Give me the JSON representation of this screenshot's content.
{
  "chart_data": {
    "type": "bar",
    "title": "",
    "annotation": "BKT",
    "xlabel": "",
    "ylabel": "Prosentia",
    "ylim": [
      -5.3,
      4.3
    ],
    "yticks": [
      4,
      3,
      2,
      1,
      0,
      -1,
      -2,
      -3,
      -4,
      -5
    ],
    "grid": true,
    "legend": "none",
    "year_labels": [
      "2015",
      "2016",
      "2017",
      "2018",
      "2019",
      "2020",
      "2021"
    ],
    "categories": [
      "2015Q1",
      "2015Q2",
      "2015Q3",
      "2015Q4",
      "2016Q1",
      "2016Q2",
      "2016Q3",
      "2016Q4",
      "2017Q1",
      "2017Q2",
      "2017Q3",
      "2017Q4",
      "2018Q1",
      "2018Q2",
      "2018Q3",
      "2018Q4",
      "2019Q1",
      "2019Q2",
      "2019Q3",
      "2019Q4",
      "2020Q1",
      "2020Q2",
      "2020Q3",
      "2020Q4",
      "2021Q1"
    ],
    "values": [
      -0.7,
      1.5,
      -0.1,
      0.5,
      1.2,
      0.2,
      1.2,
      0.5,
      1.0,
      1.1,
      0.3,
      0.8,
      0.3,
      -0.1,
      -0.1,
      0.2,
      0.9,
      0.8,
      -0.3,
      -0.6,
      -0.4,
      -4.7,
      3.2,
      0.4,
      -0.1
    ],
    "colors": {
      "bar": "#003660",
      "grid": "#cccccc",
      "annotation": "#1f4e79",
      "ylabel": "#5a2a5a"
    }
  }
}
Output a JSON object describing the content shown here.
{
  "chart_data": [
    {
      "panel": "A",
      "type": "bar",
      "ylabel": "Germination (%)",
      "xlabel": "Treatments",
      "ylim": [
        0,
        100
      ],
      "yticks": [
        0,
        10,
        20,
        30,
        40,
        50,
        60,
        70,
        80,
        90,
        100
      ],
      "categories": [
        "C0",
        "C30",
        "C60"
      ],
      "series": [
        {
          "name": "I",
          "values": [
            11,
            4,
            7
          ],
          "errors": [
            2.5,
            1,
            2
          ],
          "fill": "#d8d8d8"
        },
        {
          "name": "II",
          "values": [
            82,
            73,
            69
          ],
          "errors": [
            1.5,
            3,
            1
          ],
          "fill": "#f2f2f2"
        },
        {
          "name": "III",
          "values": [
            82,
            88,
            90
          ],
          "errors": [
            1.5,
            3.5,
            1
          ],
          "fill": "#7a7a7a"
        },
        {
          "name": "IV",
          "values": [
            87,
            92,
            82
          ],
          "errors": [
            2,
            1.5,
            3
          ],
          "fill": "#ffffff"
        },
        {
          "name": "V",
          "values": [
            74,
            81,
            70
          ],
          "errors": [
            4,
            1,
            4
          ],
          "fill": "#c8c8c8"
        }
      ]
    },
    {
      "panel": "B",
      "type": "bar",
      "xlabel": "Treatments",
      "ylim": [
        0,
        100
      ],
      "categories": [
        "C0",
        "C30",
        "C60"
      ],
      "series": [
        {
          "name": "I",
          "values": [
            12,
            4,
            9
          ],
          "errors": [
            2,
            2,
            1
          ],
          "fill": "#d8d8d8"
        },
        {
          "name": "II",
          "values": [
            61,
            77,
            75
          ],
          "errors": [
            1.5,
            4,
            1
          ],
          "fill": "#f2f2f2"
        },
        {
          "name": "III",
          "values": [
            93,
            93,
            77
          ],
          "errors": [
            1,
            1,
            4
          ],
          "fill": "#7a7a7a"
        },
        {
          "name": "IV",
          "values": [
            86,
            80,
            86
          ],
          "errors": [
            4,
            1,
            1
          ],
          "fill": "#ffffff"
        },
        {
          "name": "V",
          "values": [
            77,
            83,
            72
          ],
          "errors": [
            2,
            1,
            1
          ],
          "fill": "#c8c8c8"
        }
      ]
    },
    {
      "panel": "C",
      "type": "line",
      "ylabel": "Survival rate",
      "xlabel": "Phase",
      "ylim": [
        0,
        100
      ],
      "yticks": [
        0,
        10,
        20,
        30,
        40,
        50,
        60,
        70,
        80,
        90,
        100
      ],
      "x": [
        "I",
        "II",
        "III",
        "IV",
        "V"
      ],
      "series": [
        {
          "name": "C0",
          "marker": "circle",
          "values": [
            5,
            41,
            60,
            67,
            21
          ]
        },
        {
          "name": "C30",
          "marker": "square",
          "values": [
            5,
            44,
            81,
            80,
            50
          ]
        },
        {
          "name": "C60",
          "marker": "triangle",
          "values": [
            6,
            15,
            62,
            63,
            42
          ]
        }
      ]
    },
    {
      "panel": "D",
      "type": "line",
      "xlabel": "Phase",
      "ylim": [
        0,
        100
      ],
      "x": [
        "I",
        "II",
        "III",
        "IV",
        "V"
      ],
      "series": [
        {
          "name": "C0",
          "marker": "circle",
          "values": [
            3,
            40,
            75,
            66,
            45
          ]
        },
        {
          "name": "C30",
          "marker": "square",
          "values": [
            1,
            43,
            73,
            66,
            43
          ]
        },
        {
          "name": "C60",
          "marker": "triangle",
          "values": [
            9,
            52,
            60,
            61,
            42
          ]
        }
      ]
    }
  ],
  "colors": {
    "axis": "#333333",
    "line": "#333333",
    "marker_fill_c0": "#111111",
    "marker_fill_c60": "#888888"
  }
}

■ ■ ■

→ **Job**:
Give the material above again, word for word.

→ **Expected answer**:
Give me the JSON representation of this screenshot's content.
{
  "chart_data": {
    "type": "bar",
    "title": "",
    "annotation": "BKT",
    "xlabel": "",
    "ylabel": "Prosentia",
    "ylim": [
      -5.3,
      4.3
    ],
    "yticks": [
      4,
      3,
      2,
      1,
      0,
      -1,
      -2,
      -3,
      -4,
      -5
    ],
    "grid": true,
    "legend": "none",
    "year_labels": [
      "2015",
      "2016",
      "2017",
      "2018",
      "2019",
      "2020",
      "2021"
    ],
    "categories": [
      "2015Q1",
      "2015Q2",
      "2015Q3",
      "2015Q4",
      "2016Q1",
      "2016Q2",
      "2016Q3",
      "2016Q4",
      "2017Q1",
      "2017Q2",
      "2017Q3",
      "2017Q4",
      "2018Q1",
      "2018Q2",
      "2018Q3",
      "2018Q4",
      "2019Q1",
      "2019Q2",
      "2019Q3",
      "2019Q4",
      "2020Q1",
      "2020Q2",
      "2020Q3",
      "2020Q4",
      "2021Q1"
    ],
    "values": [
      -0.7,
      1.5,
      -0.1,
      0.5,
      1.2,
      0.2,
      1.2,
      0.5,
      1.0,
      1.1,
      0.3,
      0.8,
      0.3,
      -0.1,
      -0.1,
      0.2,
      0.9,
      0.8,
      -0.3,
      -0.6,
      -0.4,
      -4.7,
      3.2,
      0.4,
      -0.1
    ],
    "colors": {
      "bar": "#003660",
      "grid": "#cccccc",
      "annotation": "#1f4e79",
      "ylabel": "#5a2a5a"
    }
  }
}
Output a JSON object describing the content shown here.
{
  "chart_data": [
    {
      "panel": "A",
      "type": "bar",
      "ylabel": "Germination (%)",
      "xlabel": "Treatments",
      "ylim": [
        0,
        100
      ],
      "yticks": [
        0,
        10,
        20,
        30,
        40,
        50,
        60,
        70,
        80,
        90,
        100
      ],
      "categories": [
        "C0",
        "C30",
        "C60"
      ],
      "series": [
        {
          "name": "I",
          "values": [
            11,
            4,
            7
          ],
          "errors": [
            2.5,
            1,
            2
          ],
          "fill": "#d8d8d8"
        },
        {
          "name": "II",
          "values": [
            82,
            73,
            69
          ],
          "errors": [
            1.5,
            3,
            1
          ],
          "fill": "#f2f2f2"
        },
        {
          "name": "III",
          "values": [
            82,
            88,
            90
          ],
          "errors": [
            1.5,
            3.5,
            1
          ],
          "fill": "#7a7a7a"
        },
        {
          "name": "IV",
          "values": [
            87,
            92,
            82
          ],
          "errors": [
            2,
            1.5,
            3
          ],
          "fill": "#ffffff"
        },
        {
          "name": "V",
          "values": [
            74,
            81,
            70
          ],
          "errors": [
            4,
            1,
            4
          ],
          "fill": "#c8c8c8"
        }
      ]
    },
    {
      "panel": "B",
      "type": "bar",
      "xlabel": "Treatments",
      "ylim": [
        0,
        100
      ],
      "categories": [
        "C0",
        "C30",
        "C60"
      ],
      "series": [
        {
          "name": "I",
          "values": [
            12,
            4,
            9
          ],
          "errors": [
            2,
            2,
            1
          ],
          "fill": "#d8d8d8"
        },
        {
          "name": "II",
          "values": [
            61,
            77,
            75
          ],
          "errors": [
            1.5,
            4,
            1
          ],
          "fill": "#f2f2f2"
        },
        {
          "name": "III",
          "values": [
            93,
            93,
            77
          ],
          "errors": [
            1,
            1,
            4
          ],
          "fill": "#7a7a7a"
        },
        {
          "name": "IV",
          "values": [
            86,
            80,
            86
          ],
          "errors": [
            4,
            1,
            1
          ],
          "fill": "#ffffff"
        },
        {
          "name": "V",
          "values": [
            77,
            83,
            72
          ],
          "errors": [
            2,
            1,
            1
          ],
          "fill": "#c8c8c8"
        }
      ]
    },
    {
      "panel": "C",
      "type": "line",
      "ylabel": "Survival rate",
      "xlabel": "Phase",
      "ylim": [
        0,
        100
      ],
      "yticks": [
        0,
        10,
        20,
        30,
        40,
        50,
        60,
        70,
        80,
        90,
        100
      ],
      "x": [
        "I",
        "II",
        "III",
        "IV",
        "V"
      ],
      "series": [
        {
          "name": "C0",
          "marker": "circle",
          "values": [
            5,
            41,
            60,
            67,
            21
          ]
        },
        {
          "name": "C30",
          "marker": "square",
          "values": [
            5,
            44,
            81,
            80,
            50
          ]
        },
        {
          "name": "C60",
          "marker": "triangle",
          "values": [
            6,
            15,
            62,
            63,
            42
          ]
        }
      ]
    },
    {
      "panel": "D",
      "type": "line",
      "xlabel": "Phase",
      "ylim": [
        0,
        100
      ],
      "x": [
        "I",
        "II",
        "III",
        "IV",
        "V"
      ],
      "series": [
        {
          "name": "C0",
          "marker": "circle",
          "values": [
            3,
            40,
            75,
            66,
            45
          ]
        },
        {
          "name": "C30",
          "marker": "square",
          "values": [
            1,
            43,
            73,
            66,
            43
          ]
        },
        {
          "name": "C60",
          "marker": "triangle",
          "values": [
            9,
            52,
            60,
            61,
            42
          ]
        }
      ]
    }
  ],
  "colors": {
    "axis": "#333333",
    "line": "#333333",
    "marker_fill_c0": "#111111",
    "marker_fill_c60": "#888888"
  }
}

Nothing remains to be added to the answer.